- [Consegna]
Secondo il brano sull'appello del padre di Lorena Isceri, quale legge nazionale propone di costruire insieme Vittoria Ferdinandi?

- [Brano scelto]
La delegata alle Pari Opportunità dell'Anci Ferdinandi, 'è qualcosa che ci riguarda profondamente, come istituzioni ma prima ancora come comunità'

I sindaci raccolgono l'appello alla politica del papà di Lorena Isceri, gettata dal viadotto dell'A1 dall'ex fidanzato che l'aveva rapita e sequestrata nel bagagliaio della sua auto, e scendono in campo con le loro proposte. "Se davvero vogliamo rispondere insieme all’appello del padre di Lorena, questa volta governo e opposizioni si mettano seriamente seduti allo stesso tavolo - è l'invito lanciato da Vittoria Ferdinandi, sindaca di Perugia e delegata alle Pari opportunità dell'Associazione nazionale dei comuni italiani (Anci) in un'intervista all'Adnkronos - Ripartiamo dal consenso, costruiamo insieme una legge nazionale sull’educazione sessuo-affettiva e garantiamo norme utili e risorse adeguate per la prevenzione".

(Dati per la comprensione dei documenti)
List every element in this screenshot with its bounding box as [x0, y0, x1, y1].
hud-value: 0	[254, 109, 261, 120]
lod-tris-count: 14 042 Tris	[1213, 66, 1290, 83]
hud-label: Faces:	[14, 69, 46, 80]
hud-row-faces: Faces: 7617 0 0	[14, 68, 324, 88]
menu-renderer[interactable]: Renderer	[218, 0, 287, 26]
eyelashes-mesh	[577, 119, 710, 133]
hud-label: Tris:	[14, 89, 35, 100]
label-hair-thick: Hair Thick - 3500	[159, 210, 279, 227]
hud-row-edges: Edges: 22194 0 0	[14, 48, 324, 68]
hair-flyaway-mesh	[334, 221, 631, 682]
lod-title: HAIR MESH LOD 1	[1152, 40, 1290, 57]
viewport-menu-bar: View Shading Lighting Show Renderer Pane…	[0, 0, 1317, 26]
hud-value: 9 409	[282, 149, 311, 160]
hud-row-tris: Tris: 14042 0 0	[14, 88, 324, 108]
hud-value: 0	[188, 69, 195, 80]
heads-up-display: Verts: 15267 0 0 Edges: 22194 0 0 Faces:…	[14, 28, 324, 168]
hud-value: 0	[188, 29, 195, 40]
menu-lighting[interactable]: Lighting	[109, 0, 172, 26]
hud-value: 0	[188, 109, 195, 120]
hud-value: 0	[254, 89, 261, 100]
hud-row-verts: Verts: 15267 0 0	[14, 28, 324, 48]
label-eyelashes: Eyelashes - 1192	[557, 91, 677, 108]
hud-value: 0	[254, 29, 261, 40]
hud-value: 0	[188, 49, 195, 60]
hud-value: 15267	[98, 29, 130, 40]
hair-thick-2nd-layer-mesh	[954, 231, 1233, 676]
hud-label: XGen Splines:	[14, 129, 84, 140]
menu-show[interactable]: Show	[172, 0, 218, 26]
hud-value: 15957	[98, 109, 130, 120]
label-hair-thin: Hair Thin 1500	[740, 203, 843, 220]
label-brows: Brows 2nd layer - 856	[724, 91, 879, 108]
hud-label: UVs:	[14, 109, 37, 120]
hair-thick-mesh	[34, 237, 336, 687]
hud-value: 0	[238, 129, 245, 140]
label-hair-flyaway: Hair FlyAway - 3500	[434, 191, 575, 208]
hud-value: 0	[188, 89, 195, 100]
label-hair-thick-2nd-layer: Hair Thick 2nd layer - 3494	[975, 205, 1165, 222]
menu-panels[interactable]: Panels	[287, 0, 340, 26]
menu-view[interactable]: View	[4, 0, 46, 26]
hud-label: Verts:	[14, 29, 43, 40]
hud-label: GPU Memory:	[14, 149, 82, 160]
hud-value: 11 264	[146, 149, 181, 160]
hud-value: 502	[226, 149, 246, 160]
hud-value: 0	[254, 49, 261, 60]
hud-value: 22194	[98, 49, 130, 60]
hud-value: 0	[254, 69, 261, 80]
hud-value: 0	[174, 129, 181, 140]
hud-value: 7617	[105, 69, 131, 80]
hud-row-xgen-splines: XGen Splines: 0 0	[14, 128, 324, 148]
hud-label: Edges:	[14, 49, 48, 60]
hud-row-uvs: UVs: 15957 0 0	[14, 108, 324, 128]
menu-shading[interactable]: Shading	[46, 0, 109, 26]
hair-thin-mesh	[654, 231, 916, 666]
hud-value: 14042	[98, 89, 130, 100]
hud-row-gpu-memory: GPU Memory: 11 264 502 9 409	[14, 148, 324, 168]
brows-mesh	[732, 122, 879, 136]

- [Soluzione]
Una legge nazionale sull'educazione sessuo-affettiva.